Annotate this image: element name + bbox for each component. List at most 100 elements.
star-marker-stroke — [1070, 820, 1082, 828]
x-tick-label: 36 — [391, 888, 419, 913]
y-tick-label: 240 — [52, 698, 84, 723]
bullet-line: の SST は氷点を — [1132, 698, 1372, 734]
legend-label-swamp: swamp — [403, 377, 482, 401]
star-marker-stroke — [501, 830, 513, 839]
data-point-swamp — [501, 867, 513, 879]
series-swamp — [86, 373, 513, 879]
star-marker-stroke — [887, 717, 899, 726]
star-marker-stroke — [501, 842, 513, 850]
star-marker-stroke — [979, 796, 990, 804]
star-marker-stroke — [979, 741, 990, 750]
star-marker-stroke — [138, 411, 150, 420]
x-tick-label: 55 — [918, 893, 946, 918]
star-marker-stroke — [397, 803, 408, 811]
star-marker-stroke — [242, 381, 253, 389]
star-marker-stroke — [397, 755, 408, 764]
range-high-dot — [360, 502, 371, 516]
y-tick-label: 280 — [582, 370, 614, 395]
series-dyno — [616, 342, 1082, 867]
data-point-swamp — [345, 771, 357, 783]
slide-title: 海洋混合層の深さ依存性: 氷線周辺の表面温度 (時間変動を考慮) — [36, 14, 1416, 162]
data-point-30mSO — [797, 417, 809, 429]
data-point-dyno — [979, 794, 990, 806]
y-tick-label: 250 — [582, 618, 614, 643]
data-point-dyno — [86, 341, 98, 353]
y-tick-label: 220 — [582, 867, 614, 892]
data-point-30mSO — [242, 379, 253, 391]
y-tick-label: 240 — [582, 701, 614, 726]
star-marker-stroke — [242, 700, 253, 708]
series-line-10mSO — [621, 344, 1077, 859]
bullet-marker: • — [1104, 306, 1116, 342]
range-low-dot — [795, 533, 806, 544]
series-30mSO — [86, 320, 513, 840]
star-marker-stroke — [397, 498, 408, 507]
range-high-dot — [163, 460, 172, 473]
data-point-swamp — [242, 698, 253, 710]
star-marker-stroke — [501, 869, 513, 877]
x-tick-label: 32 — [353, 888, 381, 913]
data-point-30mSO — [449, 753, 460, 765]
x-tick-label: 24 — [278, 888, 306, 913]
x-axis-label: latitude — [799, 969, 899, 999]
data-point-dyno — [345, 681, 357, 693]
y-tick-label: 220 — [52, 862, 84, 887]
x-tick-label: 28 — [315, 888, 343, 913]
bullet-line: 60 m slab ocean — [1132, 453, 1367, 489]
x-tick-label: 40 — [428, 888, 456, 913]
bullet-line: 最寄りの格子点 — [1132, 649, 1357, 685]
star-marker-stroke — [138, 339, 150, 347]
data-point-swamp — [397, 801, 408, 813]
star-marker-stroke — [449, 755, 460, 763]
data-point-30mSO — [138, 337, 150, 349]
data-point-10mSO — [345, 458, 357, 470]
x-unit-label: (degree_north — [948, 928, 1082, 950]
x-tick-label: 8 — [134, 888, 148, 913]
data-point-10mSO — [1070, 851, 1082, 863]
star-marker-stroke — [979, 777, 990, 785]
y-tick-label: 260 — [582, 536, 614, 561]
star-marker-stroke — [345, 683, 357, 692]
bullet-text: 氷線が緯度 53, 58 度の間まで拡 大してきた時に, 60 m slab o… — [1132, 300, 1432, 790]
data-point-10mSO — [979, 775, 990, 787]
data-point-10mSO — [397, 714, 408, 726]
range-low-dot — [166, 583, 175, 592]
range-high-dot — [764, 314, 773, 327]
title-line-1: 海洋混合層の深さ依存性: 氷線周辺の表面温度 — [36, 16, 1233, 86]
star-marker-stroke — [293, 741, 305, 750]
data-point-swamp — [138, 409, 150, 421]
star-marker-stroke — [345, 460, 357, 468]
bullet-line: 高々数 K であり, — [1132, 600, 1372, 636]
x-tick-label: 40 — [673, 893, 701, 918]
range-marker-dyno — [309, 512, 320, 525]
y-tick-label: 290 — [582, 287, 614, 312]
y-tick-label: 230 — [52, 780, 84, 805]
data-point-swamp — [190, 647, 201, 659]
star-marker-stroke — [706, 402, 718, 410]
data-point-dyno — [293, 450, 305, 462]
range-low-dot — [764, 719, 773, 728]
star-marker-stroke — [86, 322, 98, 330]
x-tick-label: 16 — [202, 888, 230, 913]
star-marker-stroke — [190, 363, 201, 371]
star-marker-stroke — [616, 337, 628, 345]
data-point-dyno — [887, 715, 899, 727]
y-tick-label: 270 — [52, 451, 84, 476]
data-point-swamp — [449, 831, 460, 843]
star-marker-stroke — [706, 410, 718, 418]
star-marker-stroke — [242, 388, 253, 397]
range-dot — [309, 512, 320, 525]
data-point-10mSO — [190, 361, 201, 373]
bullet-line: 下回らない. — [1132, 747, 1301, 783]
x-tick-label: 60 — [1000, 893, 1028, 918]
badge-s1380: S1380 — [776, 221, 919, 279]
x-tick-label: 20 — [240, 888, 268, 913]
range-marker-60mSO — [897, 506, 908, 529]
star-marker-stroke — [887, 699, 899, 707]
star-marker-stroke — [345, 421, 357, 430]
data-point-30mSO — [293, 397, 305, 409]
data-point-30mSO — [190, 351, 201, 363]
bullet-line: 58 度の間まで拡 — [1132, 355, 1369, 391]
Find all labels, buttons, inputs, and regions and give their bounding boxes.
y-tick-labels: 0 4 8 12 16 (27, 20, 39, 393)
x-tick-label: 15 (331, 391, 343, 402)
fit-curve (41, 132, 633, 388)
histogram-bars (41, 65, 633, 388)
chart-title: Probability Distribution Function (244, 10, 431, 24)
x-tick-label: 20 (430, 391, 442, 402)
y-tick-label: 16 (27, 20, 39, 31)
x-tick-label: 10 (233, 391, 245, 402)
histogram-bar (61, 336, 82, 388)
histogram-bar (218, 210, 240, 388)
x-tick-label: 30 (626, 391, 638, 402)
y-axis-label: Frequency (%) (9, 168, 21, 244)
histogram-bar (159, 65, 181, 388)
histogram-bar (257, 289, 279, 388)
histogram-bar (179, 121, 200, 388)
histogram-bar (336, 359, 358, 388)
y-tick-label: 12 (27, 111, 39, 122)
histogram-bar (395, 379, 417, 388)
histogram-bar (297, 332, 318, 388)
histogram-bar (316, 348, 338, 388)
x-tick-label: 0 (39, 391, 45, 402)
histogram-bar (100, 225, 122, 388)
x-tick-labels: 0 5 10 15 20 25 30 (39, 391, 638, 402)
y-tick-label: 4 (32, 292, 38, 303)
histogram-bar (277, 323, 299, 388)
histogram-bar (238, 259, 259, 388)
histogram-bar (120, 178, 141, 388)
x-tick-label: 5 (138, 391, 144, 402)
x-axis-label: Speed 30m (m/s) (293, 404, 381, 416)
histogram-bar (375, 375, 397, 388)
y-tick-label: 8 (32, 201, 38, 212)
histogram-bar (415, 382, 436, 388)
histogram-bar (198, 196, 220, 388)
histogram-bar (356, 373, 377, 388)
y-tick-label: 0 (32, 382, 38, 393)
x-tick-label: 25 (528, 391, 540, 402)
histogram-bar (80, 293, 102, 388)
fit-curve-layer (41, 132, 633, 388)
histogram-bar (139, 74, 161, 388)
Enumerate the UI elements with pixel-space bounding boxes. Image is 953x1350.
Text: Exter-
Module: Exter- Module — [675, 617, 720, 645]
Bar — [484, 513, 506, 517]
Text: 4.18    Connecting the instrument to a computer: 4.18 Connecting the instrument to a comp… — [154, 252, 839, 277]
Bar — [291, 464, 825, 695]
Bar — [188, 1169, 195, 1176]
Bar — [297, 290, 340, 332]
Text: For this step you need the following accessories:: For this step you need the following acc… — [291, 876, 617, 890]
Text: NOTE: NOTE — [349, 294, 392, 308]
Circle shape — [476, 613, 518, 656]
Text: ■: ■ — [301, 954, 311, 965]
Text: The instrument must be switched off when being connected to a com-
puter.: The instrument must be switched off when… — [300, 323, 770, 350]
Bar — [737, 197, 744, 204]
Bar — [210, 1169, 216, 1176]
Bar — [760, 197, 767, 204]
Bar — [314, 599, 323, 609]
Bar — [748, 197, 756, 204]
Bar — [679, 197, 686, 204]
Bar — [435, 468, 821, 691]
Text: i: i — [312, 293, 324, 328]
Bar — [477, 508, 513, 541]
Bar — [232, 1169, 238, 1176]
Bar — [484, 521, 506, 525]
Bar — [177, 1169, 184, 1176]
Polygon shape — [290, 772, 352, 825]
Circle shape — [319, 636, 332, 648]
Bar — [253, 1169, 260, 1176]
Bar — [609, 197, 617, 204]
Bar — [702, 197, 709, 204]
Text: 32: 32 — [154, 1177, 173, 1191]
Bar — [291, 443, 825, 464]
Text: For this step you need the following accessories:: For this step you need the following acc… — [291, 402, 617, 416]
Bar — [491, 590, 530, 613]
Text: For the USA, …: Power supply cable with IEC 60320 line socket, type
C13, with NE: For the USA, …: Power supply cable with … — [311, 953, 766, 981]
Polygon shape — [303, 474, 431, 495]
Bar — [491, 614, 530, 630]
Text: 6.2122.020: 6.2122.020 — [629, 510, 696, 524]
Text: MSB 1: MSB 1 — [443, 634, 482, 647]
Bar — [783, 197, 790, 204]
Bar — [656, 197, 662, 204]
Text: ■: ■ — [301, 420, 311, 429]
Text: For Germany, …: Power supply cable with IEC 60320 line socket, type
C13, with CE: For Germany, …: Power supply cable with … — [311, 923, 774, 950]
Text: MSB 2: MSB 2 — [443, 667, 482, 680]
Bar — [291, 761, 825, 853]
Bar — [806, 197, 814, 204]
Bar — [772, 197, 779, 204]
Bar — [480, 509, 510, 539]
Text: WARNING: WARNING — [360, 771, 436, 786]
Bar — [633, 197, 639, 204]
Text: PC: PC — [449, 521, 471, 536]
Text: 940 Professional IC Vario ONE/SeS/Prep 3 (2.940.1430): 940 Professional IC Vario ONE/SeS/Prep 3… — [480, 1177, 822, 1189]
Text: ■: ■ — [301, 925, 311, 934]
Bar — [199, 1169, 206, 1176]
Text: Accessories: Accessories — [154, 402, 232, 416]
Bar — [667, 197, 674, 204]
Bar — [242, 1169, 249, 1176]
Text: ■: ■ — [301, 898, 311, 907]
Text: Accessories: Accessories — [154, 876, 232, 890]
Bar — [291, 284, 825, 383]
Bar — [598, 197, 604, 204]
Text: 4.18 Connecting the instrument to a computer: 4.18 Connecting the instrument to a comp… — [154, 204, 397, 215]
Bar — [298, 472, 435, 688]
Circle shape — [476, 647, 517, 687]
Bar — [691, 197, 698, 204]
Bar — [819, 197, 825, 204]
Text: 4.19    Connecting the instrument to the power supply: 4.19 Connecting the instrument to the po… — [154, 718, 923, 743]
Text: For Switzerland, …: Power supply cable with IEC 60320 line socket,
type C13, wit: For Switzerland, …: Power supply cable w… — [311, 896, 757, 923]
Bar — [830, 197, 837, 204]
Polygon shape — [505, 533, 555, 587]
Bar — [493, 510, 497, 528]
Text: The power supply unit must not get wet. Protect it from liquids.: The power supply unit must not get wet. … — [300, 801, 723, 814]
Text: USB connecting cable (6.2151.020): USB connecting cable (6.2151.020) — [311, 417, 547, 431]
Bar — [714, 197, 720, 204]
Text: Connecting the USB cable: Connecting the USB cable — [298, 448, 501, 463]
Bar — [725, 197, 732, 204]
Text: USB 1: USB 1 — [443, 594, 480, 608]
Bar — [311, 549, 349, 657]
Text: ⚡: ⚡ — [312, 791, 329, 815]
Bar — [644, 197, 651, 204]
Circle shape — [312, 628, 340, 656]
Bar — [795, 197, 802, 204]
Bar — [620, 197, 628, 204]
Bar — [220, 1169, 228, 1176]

### CHALLENGE
Rewrite the lines of the records above, from the first line through the line containing "slide-title: 海洋混合層の深さ依存性: 氷線周辺の表面温度" (inclusive), replacing every occurrence of "star-marker-stroke" with "star-outline" and leaving everything else unchanged.

### FINISHED EXERCISE
Annotate this image: element name + bbox for each component. List at most 100 elements.
star-outline — [1070, 820, 1082, 828]
x-tick-label: 36 — [391, 888, 419, 913]
y-tick-label: 240 — [52, 698, 84, 723]
bullet-line: の SST は氷点を — [1132, 698, 1372, 734]
legend-label-swamp: swamp — [403, 377, 482, 401]
star-outline — [501, 830, 513, 839]
data-point-swamp — [501, 867, 513, 879]
series-swamp — [86, 373, 513, 879]
star-outline — [887, 717, 899, 726]
star-outline — [501, 842, 513, 850]
star-outline — [979, 796, 990, 804]
star-outline — [979, 741, 990, 750]
star-outline — [138, 411, 150, 420]
x-tick-label: 55 — [918, 893, 946, 918]
star-outline — [397, 803, 408, 811]
star-outline — [242, 381, 253, 389]
star-outline — [397, 755, 408, 764]
range-high-dot — [360, 502, 371, 516]
y-tick-label: 280 — [582, 370, 614, 395]
series-dyno — [616, 342, 1082, 867]
data-point-swamp — [345, 771, 357, 783]
slide-title: 海洋混合層の深さ依存性: 氷線周辺の表面温度 (時間変動を考慮) — [36, 14, 1416, 162]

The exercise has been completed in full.